Exercise: Each line that holds the word "Escenario" counts once; report how many lines do so and nothing else.

[START Supplied material]

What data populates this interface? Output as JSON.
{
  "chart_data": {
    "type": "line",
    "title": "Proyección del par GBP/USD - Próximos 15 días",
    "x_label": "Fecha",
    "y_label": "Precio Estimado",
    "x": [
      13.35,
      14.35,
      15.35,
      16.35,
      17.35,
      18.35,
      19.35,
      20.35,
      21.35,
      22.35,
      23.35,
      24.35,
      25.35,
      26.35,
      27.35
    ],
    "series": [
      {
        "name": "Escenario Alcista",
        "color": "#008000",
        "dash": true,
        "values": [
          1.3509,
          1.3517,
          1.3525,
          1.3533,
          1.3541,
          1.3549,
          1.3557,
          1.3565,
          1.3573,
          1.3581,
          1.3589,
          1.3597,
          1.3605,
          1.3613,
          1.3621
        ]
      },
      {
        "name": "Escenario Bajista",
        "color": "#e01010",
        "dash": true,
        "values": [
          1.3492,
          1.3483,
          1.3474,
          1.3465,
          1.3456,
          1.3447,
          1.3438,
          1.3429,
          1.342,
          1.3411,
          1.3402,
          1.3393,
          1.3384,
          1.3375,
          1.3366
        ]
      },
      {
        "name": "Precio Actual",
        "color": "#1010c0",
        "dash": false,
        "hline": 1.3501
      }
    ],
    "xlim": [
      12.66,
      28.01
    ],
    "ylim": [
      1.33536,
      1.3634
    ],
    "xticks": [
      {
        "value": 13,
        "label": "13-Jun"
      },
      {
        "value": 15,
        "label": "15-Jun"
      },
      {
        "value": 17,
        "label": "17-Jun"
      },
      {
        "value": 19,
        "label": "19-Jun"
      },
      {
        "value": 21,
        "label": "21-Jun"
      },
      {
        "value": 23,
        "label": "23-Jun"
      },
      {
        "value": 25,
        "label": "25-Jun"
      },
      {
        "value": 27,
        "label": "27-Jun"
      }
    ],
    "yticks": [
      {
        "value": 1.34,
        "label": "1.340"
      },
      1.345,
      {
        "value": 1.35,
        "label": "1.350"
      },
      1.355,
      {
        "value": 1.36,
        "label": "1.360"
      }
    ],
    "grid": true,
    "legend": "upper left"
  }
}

[END Supplied material]

Output for this task: 2